> WHAT THE TASK ASKS: Please present all of the items below as a Markdown table with two columns, Row and Line, giving each non-blank line its own numbered row and omitting blank lines.
>> start
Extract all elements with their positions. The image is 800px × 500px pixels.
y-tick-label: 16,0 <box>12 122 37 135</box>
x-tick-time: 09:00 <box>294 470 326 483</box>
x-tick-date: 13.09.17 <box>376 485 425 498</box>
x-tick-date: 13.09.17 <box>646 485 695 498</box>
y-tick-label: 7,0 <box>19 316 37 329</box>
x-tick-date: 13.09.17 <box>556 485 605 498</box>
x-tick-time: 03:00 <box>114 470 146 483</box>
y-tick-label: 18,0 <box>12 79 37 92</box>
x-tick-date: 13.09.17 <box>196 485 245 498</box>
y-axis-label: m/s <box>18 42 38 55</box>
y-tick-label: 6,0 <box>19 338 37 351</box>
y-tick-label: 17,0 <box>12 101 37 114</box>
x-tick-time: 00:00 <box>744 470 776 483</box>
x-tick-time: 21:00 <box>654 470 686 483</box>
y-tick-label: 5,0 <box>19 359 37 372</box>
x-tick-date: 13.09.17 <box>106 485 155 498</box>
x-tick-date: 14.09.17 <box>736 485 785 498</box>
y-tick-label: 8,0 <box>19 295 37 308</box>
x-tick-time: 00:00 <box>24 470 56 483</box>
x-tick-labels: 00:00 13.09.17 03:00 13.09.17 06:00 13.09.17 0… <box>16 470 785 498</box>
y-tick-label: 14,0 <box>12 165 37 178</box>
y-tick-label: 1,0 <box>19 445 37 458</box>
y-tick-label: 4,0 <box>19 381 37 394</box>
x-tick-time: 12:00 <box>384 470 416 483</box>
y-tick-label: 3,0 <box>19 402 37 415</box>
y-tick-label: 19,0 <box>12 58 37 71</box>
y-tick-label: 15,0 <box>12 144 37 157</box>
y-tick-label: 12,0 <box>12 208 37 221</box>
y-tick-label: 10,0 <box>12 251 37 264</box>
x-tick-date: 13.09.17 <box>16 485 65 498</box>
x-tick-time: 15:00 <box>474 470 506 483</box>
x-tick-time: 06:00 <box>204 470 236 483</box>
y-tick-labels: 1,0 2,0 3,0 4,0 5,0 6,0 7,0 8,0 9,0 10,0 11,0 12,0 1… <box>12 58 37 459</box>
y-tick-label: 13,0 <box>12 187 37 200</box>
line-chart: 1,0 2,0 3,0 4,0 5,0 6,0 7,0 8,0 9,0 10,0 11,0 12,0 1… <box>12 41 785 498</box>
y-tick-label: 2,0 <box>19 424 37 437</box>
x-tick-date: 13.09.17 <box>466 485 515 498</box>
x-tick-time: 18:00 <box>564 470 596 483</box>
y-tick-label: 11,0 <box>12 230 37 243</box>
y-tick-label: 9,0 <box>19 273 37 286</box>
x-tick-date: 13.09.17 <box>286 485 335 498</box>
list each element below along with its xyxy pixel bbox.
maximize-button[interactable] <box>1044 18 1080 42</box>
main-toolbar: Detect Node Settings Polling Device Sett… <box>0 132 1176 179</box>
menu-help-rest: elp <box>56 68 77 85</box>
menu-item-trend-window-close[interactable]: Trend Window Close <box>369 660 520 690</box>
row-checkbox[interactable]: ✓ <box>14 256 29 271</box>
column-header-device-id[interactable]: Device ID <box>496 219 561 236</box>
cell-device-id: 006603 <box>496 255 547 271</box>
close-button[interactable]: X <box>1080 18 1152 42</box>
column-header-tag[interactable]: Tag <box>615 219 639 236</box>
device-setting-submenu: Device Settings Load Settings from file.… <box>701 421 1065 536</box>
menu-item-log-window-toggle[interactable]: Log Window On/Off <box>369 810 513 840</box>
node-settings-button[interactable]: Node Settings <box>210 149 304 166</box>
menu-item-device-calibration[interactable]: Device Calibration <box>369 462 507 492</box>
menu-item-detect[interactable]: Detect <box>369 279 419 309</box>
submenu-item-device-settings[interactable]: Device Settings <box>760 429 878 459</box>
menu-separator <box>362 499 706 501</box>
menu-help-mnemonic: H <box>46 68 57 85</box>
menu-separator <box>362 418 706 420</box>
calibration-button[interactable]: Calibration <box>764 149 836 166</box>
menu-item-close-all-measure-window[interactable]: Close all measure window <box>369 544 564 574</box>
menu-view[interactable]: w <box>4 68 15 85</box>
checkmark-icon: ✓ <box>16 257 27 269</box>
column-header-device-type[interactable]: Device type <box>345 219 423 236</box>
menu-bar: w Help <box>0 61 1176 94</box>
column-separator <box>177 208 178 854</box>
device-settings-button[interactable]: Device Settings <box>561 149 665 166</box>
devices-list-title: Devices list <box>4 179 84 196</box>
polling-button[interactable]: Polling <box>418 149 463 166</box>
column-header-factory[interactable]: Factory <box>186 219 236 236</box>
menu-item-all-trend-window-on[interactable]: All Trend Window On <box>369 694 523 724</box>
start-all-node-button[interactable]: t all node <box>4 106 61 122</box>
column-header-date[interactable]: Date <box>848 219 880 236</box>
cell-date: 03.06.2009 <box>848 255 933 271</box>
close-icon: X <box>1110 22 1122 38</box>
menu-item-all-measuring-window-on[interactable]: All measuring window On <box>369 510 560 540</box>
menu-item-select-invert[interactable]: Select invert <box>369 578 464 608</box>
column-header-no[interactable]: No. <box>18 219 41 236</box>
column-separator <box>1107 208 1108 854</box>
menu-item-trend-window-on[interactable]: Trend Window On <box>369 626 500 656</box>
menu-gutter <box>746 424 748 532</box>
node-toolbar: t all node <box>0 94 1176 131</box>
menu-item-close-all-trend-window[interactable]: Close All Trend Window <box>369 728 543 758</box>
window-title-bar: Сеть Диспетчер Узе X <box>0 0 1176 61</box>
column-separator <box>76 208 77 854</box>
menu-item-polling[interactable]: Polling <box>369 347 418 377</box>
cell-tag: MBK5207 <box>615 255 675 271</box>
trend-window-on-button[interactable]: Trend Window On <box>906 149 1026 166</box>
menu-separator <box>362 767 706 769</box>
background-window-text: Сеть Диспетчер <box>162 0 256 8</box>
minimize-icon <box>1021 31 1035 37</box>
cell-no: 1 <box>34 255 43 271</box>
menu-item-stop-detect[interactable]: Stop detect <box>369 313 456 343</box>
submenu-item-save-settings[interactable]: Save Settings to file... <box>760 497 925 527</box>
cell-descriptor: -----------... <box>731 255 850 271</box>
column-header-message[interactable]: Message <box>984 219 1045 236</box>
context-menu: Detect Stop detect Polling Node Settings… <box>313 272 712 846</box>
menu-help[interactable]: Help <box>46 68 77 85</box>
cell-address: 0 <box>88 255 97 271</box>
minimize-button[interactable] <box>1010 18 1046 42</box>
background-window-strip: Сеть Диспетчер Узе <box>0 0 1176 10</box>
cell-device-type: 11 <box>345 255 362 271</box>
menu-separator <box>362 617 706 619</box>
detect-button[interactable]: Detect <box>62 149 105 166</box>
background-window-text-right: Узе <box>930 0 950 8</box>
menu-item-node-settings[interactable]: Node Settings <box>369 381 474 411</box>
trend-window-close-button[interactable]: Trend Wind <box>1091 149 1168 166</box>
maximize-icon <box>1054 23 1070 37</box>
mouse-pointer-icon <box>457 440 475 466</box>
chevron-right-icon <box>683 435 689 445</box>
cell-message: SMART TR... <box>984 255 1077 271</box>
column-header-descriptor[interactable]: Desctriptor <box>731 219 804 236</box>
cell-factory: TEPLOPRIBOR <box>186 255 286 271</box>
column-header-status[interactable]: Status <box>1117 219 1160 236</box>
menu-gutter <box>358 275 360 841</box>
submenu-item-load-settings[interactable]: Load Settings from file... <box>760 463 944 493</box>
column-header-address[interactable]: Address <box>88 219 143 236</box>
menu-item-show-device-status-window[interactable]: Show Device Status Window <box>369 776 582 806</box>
>> end
> EXERCISE SOLUTION:
| Row | Line |
|---|---|
| 1 | Extract all elements with their positions. The image is 800px × 500px pixels. |
| 2 | y-tick-label: 16,0 <box>12 122 37 135</box> |
| 3 | x-tick-time: 09:00 <box>294 470 326 483</box> |
| 4 | x-tick-date: 13.09.17 <box>376 485 425 498</box> |
| 5 | x-tick-date: 13.09.17 <box>646 485 695 498</box> |
| 6 | y-tick-label: 7,0 <box>19 316 37 329</box> |
| 7 | x-tick-date: 13.09.17 <box>556 485 605 498</box> |
| 8 | x-tick-time: 03:00 <box>114 470 146 483</box> |
| 9 | y-tick-label: 18,0 <box>12 79 37 92</box> |
| 10 | x-tick-date: 13.09.17 <box>196 485 245 498</box> |
| 11 | y-axis-label: m/s <box>18 42 38 55</box> |
| 12 | y-tick-label: 6,0 <box>19 338 37 351</box> |
| 13 | y-tick-label: 17,0 <box>12 101 37 114</box> |
| 14 | x-tick-time: 00:00 <box>744 470 776 483</box> |
| 15 | x-tick-time: 21:00 <box>654 470 686 483</box> |
| 16 | y-tick-label: 5,0 <box>19 359 37 372</box> |
| 17 | x-tick-date: 13.09.17 <box>106 485 155 498</box> |
| 18 | x-tick-date: 14.09.17 <box>736 485 785 498</box> |
| 19 | y-tick-label: 8,0 <box>19 295 37 308</box> |
| 20 | x-tick-time: 00:00 <box>24 470 56 483</box> |
| 21 | x-tick-labels: 00:00 13.09.17 03:00 13.09.17 06:00 13.09.17 0… <box>16 470 785 498</box> |
| 22 | y-tick-label: 14,0 <box>12 165 37 178</box> |
| 23 | y-tick-label: 1,0 <box>19 445 37 458</box> |
| 24 | y-tick-label: 4,0 <box>19 381 37 394</box> |
| 25 | x-tick-time: 12:00 <box>384 470 416 483</box> |
| 26 | y-tick-label: 3,0 <box>19 402 37 415</box> |
| 27 | y-tick-label: 19,0 <box>12 58 37 71</box> |
| 28 | y-tick-label: 15,0 <box>12 144 37 157</box> |
| 29 | y-tick-label: 12,0 <box>12 208 37 221</box> |
| 30 | y-tick-label: 10,0 <box>12 251 37 264</box> |
| 31 | x-tick-date: 13.09.17 <box>16 485 65 498</box> |
| 32 | x-tick-time: 15:00 <box>474 470 506 483</box> |
| 33 | x-tick-time: 06:00 <box>204 470 236 483</box> |
| 34 | y-tick-labels: 1,0 2,0 3,0 4,0 5,0 6,0 7,0 8,0 9,0 10,0 11,0 12,0 1… <box>12 58 37 459</box> |
| 35 | y-tick-label: 13,0 <box>12 187 37 200</box> |
| 36 | line-chart: 1,0 2,0 3,0 4,0 5,0 6,0 7,0 8,0 9,0 10,0 11,0 12,0 1… <box>12 41 785 498</box> |
| 37 | y-tick-label: 2,0 <box>19 424 37 437</box> |
| 38 | x-tick-date: 13.09.17 <box>466 485 515 498</box> |
| 39 | x-tick-time: 18:00 <box>564 470 596 483</box> |
| 40 | y-tick-label: 11,0 <box>12 230 37 243</box> |
| 41 | y-tick-label: 9,0 <box>19 273 37 286</box> |
| 42 | x-tick-date: 13.09.17 <box>286 485 335 498</box> |
| 43 | list each element below along with its xyxy pixel bbox. |
| 44 | maximize-button[interactable] <box>1044 18 1080 42</box> |
| 45 | main-toolbar: Detect Node Settings Polling Device Sett… <box>0 132 1176 179</box> |
| 46 | menu-help-rest: elp <box>56 68 77 85</box> |
| 47 | menu-item-trend-window-close[interactable]: Trend Window Close <box>369 660 520 690</box> |
| 48 | row-checkbox[interactable]: ✓ <box>14 256 29 271</box> |
| 49 | column-header-device-id[interactable]: Device ID <box>496 219 561 236</box> |
| 50 | cell-device-id: 006603 <box>496 255 547 271</box> |
| 51 | close-button[interactable]: X <box>1080 18 1152 42</box> |
| 52 | column-header-tag[interactable]: Tag <box>615 219 639 236</box> |
| 53 | device-setting-submenu: Device Settings Load Settings from file.… <box>701 421 1065 536</box> |
| 54 | menu-item-log-window-toggle[interactable]: Log Window On/Off <box>369 810 513 840</box> |
| 55 | node-settings-button[interactable]: Node Settings <box>210 149 304 166</box> |
| 56 | menu-item-device-calibration[interactable]: Device Calibration <box>369 462 507 492</box> |
| 57 | menu-item-detect[interactable]: Detect <box>369 279 419 309</box> |
| 58 | submenu-item-device-settings[interactable]: Device Settings <box>760 429 878 459</box> |
| 59 | menu-separator <box>362 499 706 501</box> |
| 60 | menu-help-mnemonic: H <box>46 68 57 85</box> |
| 61 | menu-separator <box>362 418 706 420</box> |
| 62 | calibration-button[interactable]: Calibration <box>764 149 836 166</box> |
| 63 | menu-item-close-all-measure-window[interactable]: Close all measure window <box>369 544 564 574</box> |
| 64 | menu-view[interactable]: w <box>4 68 15 85</box> |
| 65 | checkmark-icon: ✓ <box>16 257 27 269</box> |
| 66 | column-header-device-type[interactable]: Device type <box>345 219 423 236</box> |
| 67 | menu-bar: w Help <box>0 61 1176 94</box> |
| 68 | column-separator <box>177 208 178 854</box> |
| 69 | device-settings-button[interactable]: Device Settings <box>561 149 665 166</box> |
| 70 | devices-list-title: Devices list <box>4 179 84 196</box> |
| 71 | polling-button[interactable]: Polling <box>418 149 463 166</box> |
| 72 | column-header-factory[interactable]: Factory <box>186 219 236 236</box> |
| 73 | menu-item-all-trend-window-on[interactable]: All Trend Window On <box>369 694 523 724</box> |
| 74 | start-all-node-button[interactable]: t all node <box>4 106 61 122</box> |
| 75 | column-header-date[interactable]: Date <box>848 219 880 236</box> |
| 76 | cell-date: 03.06.2009 <box>848 255 933 271</box> |
| 77 | close-icon: X <box>1110 22 1122 38</box> |
| 78 | menu-item-all-measuring-window-on[interactable]: All measuring window On <box>369 510 560 540</box> |
| 79 | menu-item-select-invert[interactable]: Select invert <box>369 578 464 608</box> |
| 80 | column-header-no[interactable]: No. <box>18 219 41 236</box> |
| 81 | column-separator <box>1107 208 1108 854</box> |
| 82 | menu-item-trend-window-on[interactable]: Trend Window On <box>369 626 500 656</box> |
| 83 | menu-gutter <box>746 424 748 532</box> |
| 84 | node-toolbar: t all node <box>0 94 1176 131</box> |
| 85 | menu-item-close-all-trend-window[interactable]: Close All Trend Window <box>369 728 543 758</box> |
| 86 | window-title-bar: Сеть Диспетчер Узе X <box>0 0 1176 61</box> |
| 87 | column-separator <box>76 208 77 854</box> |
| 88 | menu-item-polling[interactable]: Polling <box>369 347 418 377</box> |
| 89 | cell-tag: MBK5207 <box>615 255 675 271</box> |
| 90 | trend-window-on-button[interactable]: Trend Window On <box>906 149 1026 166</box> |
| 91 | menu-separator <box>362 767 706 769</box> |
| 92 | background-window-text: Сеть Диспетчер <box>162 0 256 8</box> |
| 93 | minimize-icon <box>1021 31 1035 37</box> |
| 94 | cell-no: 1 <box>34 255 43 271</box> |
| 95 | menu-item-stop-detect[interactable]: Stop detect <box>369 313 456 343</box> |
| 96 | submenu-item-save-settings[interactable]: Save Settings to file... <box>760 497 925 527</box> |
| 97 | cell-descriptor: -----------... <box>731 255 850 271</box> |
| 98 | column-header-message[interactable]: Message <box>984 219 1045 236</box> |
| 99 | context-menu: Detect Stop detect Polling Node Settings… <box>313 272 712 846</box> |
| 100 | menu-help[interactable]: Help <box>46 68 77 85</box> |
| 101 | cell-address: 0 <box>88 255 97 271</box> |
| 102 | minimize-button[interactable] <box>1010 18 1046 42</box> |
| 103 | background-window-strip: Сеть Диспетчер Узе <box>0 0 1176 10</box> |
| 104 | cell-device-type: 11 <box>345 255 362 271</box> |
| 105 | menu-separator <box>362 617 706 619</box> |
| 106 | detect-button[interactable]: Detect <box>62 149 105 166</box> |
| 107 | background-window-text-right: Узе <box>930 0 950 8</box> |
| 108 | menu-item-node-settings[interactable]: Node Settings <box>369 381 474 411</box> |
| 109 | trend-window-close-button[interactable]: Trend Wind <box>1091 149 1168 166</box> |
| 110 | maximize-icon <box>1054 23 1070 37</box> |
| 111 | mouse-pointer-icon <box>457 440 475 466</box> |
| 112 | chevron-right-icon <box>683 435 689 445</box> |
| 113 | cell-message: SMART TR... <box>984 255 1077 271</box> |
| 114 | column-header-descriptor[interactable]: Desctriptor <box>731 219 804 236</box> |
| 115 | cell-factory: TEPLOPRIBOR <box>186 255 286 271</box> |
| 116 | column-header-status[interactable]: Status <box>1117 219 1160 236</box> |
| 117 | menu-gutter <box>358 275 360 841</box> |
| 118 | submenu-item-load-settings[interactable]: Load Settings from file... <box>760 463 944 493</box> |
| 119 | column-header-address[interactable]: Address <box>88 219 143 236</box> |
| 120 | menu-item-show-device-status-window[interactable]: Show Device Status Window <box>369 776 582 806</box> |